start DATA RECORDS

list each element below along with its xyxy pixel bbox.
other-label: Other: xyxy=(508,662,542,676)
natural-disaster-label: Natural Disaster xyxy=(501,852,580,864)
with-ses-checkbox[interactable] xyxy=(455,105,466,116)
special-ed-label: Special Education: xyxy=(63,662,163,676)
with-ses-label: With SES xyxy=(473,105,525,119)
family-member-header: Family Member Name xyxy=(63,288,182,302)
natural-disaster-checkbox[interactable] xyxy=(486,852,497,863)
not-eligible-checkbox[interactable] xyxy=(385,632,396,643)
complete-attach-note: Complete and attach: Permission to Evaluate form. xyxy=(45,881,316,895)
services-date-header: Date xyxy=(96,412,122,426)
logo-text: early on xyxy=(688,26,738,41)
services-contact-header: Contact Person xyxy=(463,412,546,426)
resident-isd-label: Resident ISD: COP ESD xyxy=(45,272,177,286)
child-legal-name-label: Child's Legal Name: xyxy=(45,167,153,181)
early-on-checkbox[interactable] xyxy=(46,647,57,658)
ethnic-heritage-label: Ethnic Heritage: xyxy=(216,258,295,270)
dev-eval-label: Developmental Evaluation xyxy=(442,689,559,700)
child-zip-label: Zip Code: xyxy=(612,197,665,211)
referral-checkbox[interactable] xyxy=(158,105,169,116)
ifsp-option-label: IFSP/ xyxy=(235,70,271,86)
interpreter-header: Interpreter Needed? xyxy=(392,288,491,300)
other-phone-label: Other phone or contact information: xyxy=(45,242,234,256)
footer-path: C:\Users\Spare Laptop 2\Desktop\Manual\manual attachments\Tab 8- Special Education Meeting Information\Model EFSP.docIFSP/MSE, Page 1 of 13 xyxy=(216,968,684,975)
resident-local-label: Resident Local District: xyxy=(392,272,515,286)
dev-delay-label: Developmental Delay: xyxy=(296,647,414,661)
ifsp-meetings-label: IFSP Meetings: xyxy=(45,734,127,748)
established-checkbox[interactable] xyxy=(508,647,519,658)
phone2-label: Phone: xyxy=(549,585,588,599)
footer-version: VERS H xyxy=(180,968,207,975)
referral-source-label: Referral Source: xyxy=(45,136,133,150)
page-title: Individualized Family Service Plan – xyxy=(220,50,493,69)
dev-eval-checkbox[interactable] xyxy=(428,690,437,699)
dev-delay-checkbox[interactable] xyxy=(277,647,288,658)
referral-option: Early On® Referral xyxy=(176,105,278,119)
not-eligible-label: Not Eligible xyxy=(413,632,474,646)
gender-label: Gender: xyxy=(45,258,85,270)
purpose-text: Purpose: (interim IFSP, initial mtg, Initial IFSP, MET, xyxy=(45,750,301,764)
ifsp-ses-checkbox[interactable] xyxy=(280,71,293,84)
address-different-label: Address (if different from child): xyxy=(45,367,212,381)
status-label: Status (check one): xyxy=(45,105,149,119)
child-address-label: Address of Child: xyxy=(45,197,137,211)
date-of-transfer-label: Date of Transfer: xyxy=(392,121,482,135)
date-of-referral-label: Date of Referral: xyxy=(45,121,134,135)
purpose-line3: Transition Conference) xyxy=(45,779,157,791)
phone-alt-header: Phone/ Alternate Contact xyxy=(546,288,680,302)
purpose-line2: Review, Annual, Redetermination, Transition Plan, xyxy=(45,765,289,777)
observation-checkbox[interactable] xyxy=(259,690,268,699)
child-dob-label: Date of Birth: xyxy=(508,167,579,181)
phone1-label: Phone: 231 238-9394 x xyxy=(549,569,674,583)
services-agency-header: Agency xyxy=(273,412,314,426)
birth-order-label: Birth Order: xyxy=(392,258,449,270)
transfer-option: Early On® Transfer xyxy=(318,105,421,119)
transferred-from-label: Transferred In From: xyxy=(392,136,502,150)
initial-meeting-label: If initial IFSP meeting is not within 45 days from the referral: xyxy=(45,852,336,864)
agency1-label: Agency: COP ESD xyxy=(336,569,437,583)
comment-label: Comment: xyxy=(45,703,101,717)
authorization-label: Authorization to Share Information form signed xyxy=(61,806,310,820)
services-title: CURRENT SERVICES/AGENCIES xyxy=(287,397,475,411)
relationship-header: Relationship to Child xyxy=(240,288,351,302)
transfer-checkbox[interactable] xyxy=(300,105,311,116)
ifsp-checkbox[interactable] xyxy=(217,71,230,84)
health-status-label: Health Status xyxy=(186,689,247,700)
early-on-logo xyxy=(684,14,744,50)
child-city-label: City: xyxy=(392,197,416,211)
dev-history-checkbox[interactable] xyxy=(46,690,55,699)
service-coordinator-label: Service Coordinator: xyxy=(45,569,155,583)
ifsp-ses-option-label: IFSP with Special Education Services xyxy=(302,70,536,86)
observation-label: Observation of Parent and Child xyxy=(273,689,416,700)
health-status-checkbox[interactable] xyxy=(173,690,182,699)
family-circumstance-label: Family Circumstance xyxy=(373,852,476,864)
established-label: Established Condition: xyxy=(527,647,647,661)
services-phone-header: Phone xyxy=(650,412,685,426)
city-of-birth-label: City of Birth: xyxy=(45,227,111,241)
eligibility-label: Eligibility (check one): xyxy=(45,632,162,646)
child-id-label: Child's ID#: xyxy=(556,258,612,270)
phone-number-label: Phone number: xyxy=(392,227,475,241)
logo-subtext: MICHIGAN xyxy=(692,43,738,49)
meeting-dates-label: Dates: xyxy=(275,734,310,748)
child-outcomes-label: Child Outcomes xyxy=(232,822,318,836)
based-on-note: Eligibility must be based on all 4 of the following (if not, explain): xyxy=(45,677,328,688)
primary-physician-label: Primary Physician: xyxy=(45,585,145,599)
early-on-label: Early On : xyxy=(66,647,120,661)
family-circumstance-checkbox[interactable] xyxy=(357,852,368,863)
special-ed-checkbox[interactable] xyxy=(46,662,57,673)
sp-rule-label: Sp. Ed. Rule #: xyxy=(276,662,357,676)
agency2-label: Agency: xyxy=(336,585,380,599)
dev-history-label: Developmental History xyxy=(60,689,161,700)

end DATA RECORDS

* [WRITTEN PROBLEM]
Copy every line of the entries above verbatim, in the same order.

* [SOLUTION TO THIS EXERCISE]
list each element below along with its xyxy pixel bbox.
other-label: Other: xyxy=(508,662,542,676)
natural-disaster-label: Natural Disaster xyxy=(501,852,580,864)
with-ses-checkbox[interactable] xyxy=(455,105,466,116)
special-ed-label: Special Education: xyxy=(63,662,163,676)
with-ses-label: With SES xyxy=(473,105,525,119)
family-member-header: Family Member Name xyxy=(63,288,182,302)
natural-disaster-checkbox[interactable] xyxy=(486,852,497,863)
not-eligible-checkbox[interactable] xyxy=(385,632,396,643)
complete-attach-note: Complete and attach: Permission to Evaluate form. xyxy=(45,881,316,895)
services-date-header: Date xyxy=(96,412,122,426)
logo-text: early on xyxy=(688,26,738,41)
services-contact-header: Contact Person xyxy=(463,412,546,426)
resident-isd-label: Resident ISD: COP ESD xyxy=(45,272,177,286)
child-legal-name-label: Child's Legal Name: xyxy=(45,167,153,181)
early-on-checkbox[interactable] xyxy=(46,647,57,658)
ethnic-heritage-label: Ethnic Heritage: xyxy=(216,258,295,270)
dev-eval-label: Developmental Evaluation xyxy=(442,689,559,700)
child-zip-label: Zip Code: xyxy=(612,197,665,211)
referral-checkbox[interactable] xyxy=(158,105,169,116)
ifsp-option-label: IFSP/ xyxy=(235,70,271,86)
interpreter-header: Interpreter Needed? xyxy=(392,288,491,300)
other-phone-label: Other phone or contact information: xyxy=(45,242,234,256)
footer-path: C:\Users\Spare Laptop 2\Desktop\Manual\manual attachments\Tab 8- Special Education Meeting Information\Model EFSP.docIFSP/MSE, Page 1 of 13 xyxy=(216,968,684,975)
resident-local-label: Resident Local District: xyxy=(392,272,515,286)
dev-delay-label: Developmental Delay: xyxy=(296,647,414,661)
ifsp-meetings-label: IFSP Meetings: xyxy=(45,734,127,748)
established-checkbox[interactable] xyxy=(508,647,519,658)
phone2-label: Phone: xyxy=(549,585,588,599)
footer-version: VERS H xyxy=(180,968,207,975)
referral-source-label: Referral Source: xyxy=(45,136,133,150)
page-title: Individualized Family Service Plan – xyxy=(220,50,493,69)
dev-eval-checkbox[interactable] xyxy=(428,690,437,699)
dev-delay-checkbox[interactable] xyxy=(277,647,288,658)
referral-option: Early On® Referral xyxy=(176,105,278,119)
not-eligible-label: Not Eligible xyxy=(413,632,474,646)
gender-label: Gender: xyxy=(45,258,85,270)
purpose-text: Purpose: (interim IFSP, initial mtg, Initial IFSP, MET, xyxy=(45,750,301,764)
ifsp-ses-checkbox[interactable] xyxy=(280,71,293,84)
address-different-label: Address (if different from child): xyxy=(45,367,212,381)
status-label: Status (check one): xyxy=(45,105,149,119)
child-address-label: Address of Child: xyxy=(45,197,137,211)
date-of-transfer-label: Date of Transfer: xyxy=(392,121,482,135)
date-of-referral-label: Date of Referral: xyxy=(45,121,134,135)
purpose-line3: Transition Conference) xyxy=(45,779,157,791)
phone-alt-header: Phone/ Alternate Contact xyxy=(546,288,680,302)
purpose-line2: Review, Annual, Redetermination, Transition Plan, xyxy=(45,765,289,777)
observation-checkbox[interactable] xyxy=(259,690,268,699)
child-dob-label: Date of Birth: xyxy=(508,167,579,181)
phone1-label: Phone: 231 238-9394 x xyxy=(549,569,674,583)
services-agency-header: Agency xyxy=(273,412,314,426)
birth-order-label: Birth Order: xyxy=(392,258,449,270)
transfer-option: Early On® Transfer xyxy=(318,105,421,119)
transferred-from-label: Transferred In From: xyxy=(392,136,502,150)
initial-meeting-label: If initial IFSP meeting is not within 45 days from the referral: xyxy=(45,852,336,864)
agency1-label: Agency: COP ESD xyxy=(336,569,437,583)
comment-label: Comment: xyxy=(45,703,101,717)
authorization-label: Authorization to Share Information form signed xyxy=(61,806,310,820)
services-title: CURRENT SERVICES/AGENCIES xyxy=(287,397,475,411)
relationship-header: Relationship to Child xyxy=(240,288,351,302)
transfer-checkbox[interactable] xyxy=(300,105,311,116)
ifsp-checkbox[interactable] xyxy=(217,71,230,84)
health-status-label: Health Status xyxy=(186,689,247,700)
early-on-logo xyxy=(684,14,744,50)
child-city-label: City: xyxy=(392,197,416,211)
dev-history-checkbox[interactable] xyxy=(46,690,55,699)
service-coordinator-label: Service Coordinator: xyxy=(45,569,155,583)
ifsp-ses-option-label: IFSP with Special Education Services xyxy=(302,70,536,86)
observation-label: Observation of Parent and Child xyxy=(273,689,416,700)
health-status-checkbox[interactable] xyxy=(173,690,182,699)
family-circumstance-label: Family Circumstance xyxy=(373,852,476,864)
established-label: Established Condition: xyxy=(527,647,647,661)
services-phone-header: Phone xyxy=(650,412,685,426)
city-of-birth-label: City of Birth: xyxy=(45,227,111,241)
eligibility-label: Eligibility (check one): xyxy=(45,632,162,646)
child-id-label: Child's ID#: xyxy=(556,258,612,270)
phone-number-label: Phone number: xyxy=(392,227,475,241)
logo-subtext: MICHIGAN xyxy=(692,43,738,49)
meeting-dates-label: Dates: xyxy=(275,734,310,748)
child-outcomes-label: Child Outcomes xyxy=(232,822,318,836)
based-on-note: Eligibility must be based on all 4 of the following (if not, explain): xyxy=(45,677,328,688)
primary-physician-label: Primary Physician: xyxy=(45,585,145,599)
early-on-label: Early On : xyxy=(66,647,120,661)
family-circumstance-checkbox[interactable] xyxy=(357,852,368,863)
special-ed-checkbox[interactable] xyxy=(46,662,57,673)
sp-rule-label: Sp. Ed. Rule #: xyxy=(276,662,357,676)
agency2-label: Agency: xyxy=(336,585,380,599)
dev-history-label: Developmental History xyxy=(60,689,161,700)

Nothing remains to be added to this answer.